• Exercise:
Where a line of the listing below includes the word "this", reproduce that line.

• Provided data:
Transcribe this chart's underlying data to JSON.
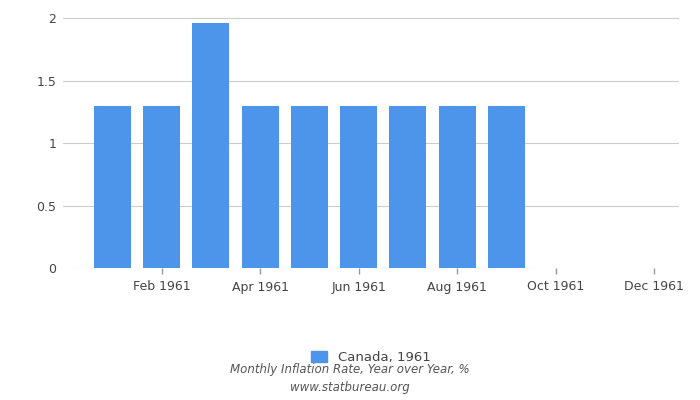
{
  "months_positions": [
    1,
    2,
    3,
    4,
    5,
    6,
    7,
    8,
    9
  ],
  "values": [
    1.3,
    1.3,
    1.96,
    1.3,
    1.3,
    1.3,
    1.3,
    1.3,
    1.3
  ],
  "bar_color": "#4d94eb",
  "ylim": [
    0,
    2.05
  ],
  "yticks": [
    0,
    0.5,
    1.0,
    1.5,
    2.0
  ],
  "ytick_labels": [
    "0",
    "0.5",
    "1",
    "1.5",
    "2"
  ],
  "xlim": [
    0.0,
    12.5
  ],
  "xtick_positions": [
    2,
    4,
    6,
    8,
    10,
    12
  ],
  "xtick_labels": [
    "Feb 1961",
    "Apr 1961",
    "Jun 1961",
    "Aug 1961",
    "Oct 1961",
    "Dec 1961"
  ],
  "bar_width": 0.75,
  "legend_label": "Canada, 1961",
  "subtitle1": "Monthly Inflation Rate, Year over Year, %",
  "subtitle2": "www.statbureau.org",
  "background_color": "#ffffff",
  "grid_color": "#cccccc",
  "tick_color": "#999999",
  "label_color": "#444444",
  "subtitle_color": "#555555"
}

==

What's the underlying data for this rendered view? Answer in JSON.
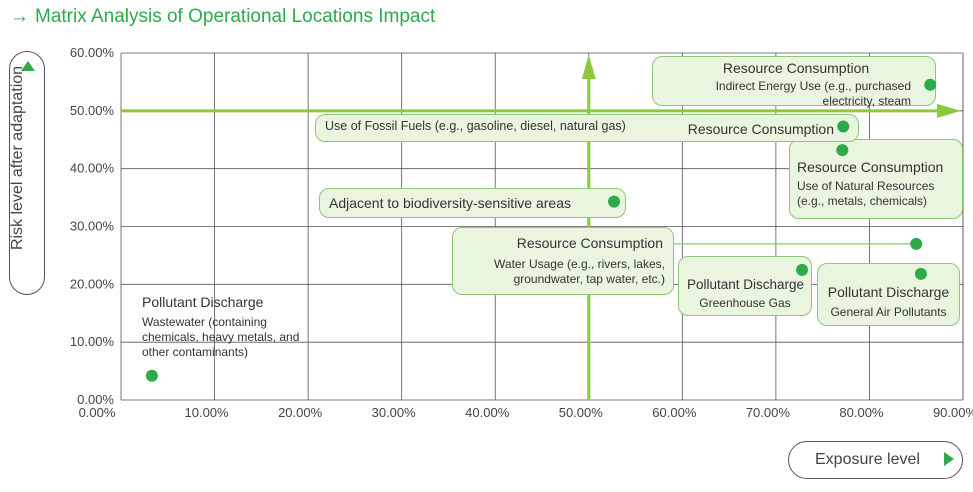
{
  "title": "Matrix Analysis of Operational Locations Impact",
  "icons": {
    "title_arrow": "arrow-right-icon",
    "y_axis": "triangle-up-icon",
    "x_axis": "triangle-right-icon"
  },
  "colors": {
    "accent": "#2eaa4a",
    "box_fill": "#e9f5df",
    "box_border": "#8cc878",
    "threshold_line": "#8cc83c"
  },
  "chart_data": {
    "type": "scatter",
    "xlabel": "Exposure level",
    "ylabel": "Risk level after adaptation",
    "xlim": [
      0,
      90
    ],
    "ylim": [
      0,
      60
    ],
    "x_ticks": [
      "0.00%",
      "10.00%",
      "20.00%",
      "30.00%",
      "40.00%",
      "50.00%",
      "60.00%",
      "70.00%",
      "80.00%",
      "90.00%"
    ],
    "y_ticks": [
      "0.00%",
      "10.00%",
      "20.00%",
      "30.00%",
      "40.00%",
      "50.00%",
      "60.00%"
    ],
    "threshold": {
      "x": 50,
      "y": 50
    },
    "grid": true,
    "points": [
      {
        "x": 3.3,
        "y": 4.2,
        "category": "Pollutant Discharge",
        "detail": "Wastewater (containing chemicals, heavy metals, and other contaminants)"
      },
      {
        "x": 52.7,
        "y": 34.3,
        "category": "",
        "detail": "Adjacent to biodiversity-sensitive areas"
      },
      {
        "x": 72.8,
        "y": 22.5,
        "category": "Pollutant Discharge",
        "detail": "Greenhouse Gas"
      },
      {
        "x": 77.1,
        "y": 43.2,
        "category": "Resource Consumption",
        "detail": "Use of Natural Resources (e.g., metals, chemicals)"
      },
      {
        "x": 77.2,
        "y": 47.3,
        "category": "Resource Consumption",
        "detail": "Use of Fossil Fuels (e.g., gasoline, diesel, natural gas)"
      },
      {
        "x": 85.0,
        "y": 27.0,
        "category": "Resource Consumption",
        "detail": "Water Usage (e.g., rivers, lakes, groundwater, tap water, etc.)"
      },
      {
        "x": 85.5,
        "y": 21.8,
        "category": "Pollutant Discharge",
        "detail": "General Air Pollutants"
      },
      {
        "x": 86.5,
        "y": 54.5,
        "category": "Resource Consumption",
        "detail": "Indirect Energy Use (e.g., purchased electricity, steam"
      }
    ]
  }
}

---

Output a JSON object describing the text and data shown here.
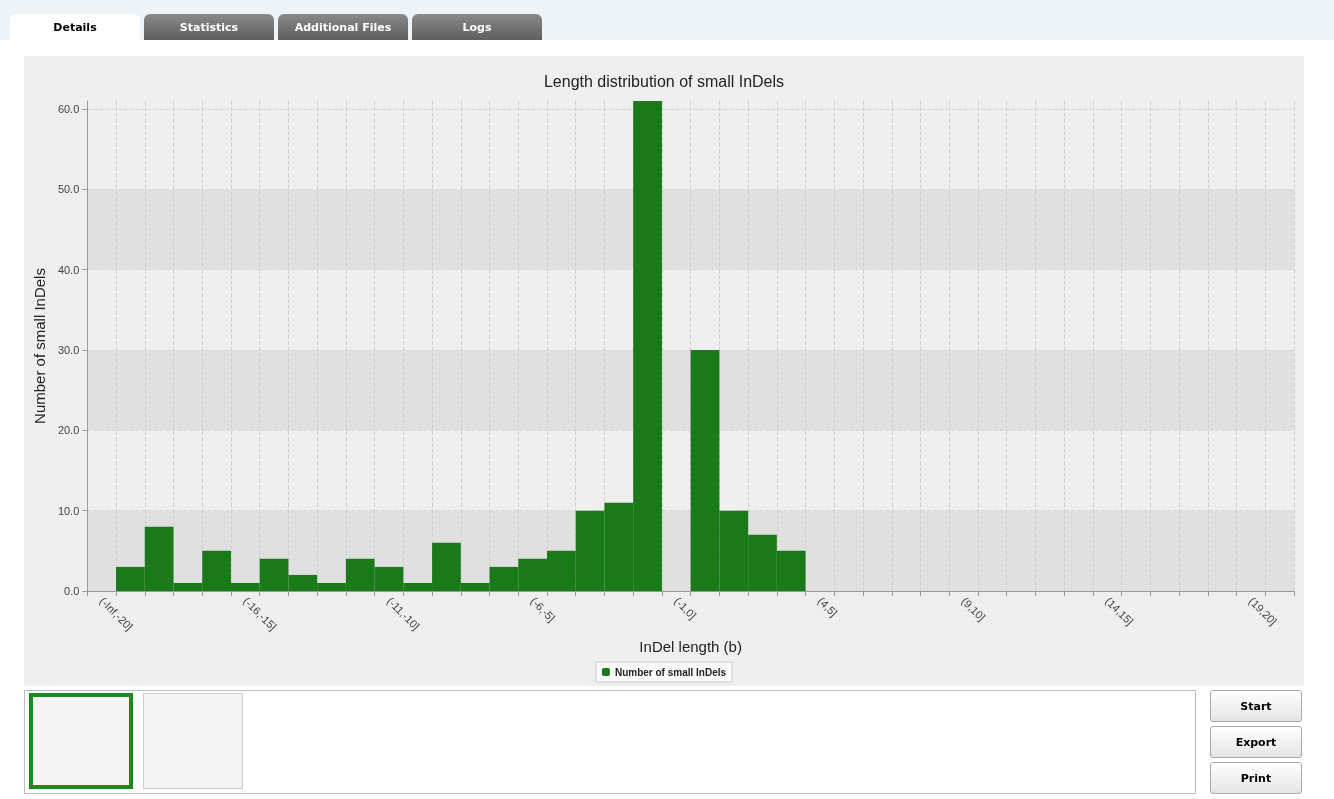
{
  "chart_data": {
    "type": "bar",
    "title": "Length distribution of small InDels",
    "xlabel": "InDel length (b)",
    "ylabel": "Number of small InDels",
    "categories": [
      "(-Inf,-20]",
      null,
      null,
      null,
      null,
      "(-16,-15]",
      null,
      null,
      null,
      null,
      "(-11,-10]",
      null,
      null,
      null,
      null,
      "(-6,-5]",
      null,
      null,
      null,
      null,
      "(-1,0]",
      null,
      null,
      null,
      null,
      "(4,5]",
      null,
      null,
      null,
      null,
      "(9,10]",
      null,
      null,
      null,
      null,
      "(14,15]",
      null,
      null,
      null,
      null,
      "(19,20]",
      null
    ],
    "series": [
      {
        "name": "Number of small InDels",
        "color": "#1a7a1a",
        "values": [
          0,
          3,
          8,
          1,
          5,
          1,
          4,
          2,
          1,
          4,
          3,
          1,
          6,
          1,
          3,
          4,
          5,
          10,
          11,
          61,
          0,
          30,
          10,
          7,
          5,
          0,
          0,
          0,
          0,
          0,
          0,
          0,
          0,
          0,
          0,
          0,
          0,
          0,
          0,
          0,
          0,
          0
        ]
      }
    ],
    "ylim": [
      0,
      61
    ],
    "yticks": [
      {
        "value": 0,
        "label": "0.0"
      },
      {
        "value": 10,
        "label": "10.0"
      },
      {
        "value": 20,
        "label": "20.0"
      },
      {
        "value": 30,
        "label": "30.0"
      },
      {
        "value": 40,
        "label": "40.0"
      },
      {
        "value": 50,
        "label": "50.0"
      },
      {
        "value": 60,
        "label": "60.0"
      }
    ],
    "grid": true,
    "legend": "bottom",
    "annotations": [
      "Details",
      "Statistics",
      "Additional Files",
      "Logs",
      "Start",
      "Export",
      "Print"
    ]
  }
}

• Completed exercise:
Transcribe this chart's underlying data to JSON.
What's the underlying data for this rendered view? Answer in JSON.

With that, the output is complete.